(Collection entries)
%%

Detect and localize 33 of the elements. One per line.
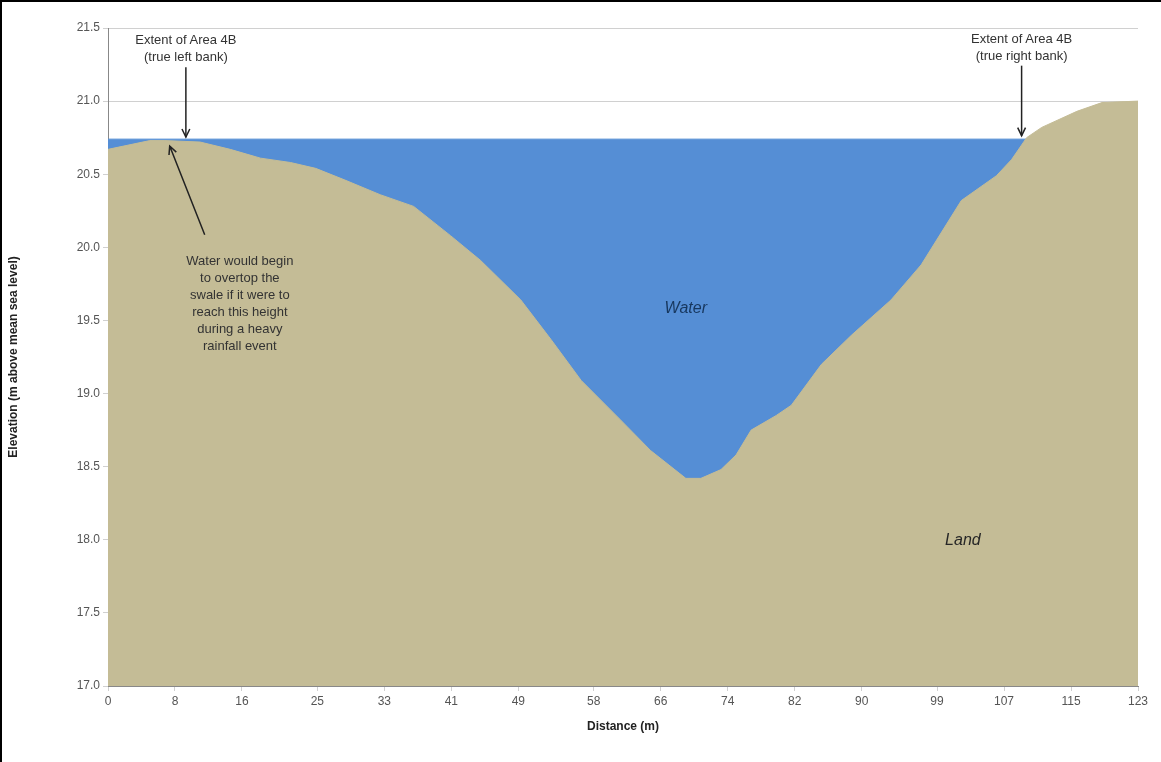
y-tick-label: 18.0 [76, 532, 101, 547]
y-tick-label: 19.0 [76, 385, 101, 400]
x-tick-label: 82 [787, 693, 802, 708]
x-tick-label: 66 [654, 693, 668, 708]
y-axis-title: Elevation (m above mean sea level) [5, 256, 20, 458]
y-tick-label: 21.5 [76, 20, 101, 35]
x-tick-label: 8 [171, 693, 179, 708]
x-tick-label: 90 [854, 693, 869, 708]
x-axis-title: Distance (m) [586, 719, 660, 734]
annotation: Extent of Area 4B (true right bank) [971, 30, 1073, 63]
x-tick-label: 49 [511, 693, 526, 708]
x-tick-label: 25 [310, 693, 325, 708]
series-label: Water [664, 299, 708, 317]
x-tick-label: 58 [587, 693, 601, 708]
x-tick-label: 33 [377, 693, 392, 708]
x-tick-label: 74 [721, 693, 735, 708]
y-tick-label: 21.0 [76, 93, 101, 108]
x-tick-label: 115 [1061, 693, 1081, 708]
series-label: Land [945, 531, 982, 549]
y-tick-label: 18.5 [76, 458, 101, 473]
y-tick-label: 19.5 [76, 312, 101, 327]
annotation: Extent of Area 4B (true left bank) [135, 32, 237, 65]
x-tick-label: 0 [104, 693, 112, 708]
x-tick-label: 123 [1127, 693, 1149, 708]
y-tick-label: 20.0 [76, 239, 101, 254]
y-tick-label: 20.5 [76, 166, 101, 181]
x-tick-label: 99 [930, 693, 945, 708]
y-tick-label: 17.0 [76, 678, 101, 693]
x-tick-label: 16 [235, 693, 249, 708]
x-tick-label: 41 [444, 693, 459, 708]
annotation: Water would begin to overtop the swale if it were to reach this height during a heavy rainfall event [186, 252, 294, 353]
x-tick-label: 107 [994, 693, 1015, 708]
y-tick-label: 17.5 [76, 605, 101, 620]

%%

--- Given problem ---
Pick out every line in the records above that contains the string "axis", and copy each of those lines in full.

--- Solution to this task ---
y-axis-title: Elevation (m above mean sea level) [5, 256, 20, 458]
x-axis-title: Distance (m) [586, 719, 660, 734]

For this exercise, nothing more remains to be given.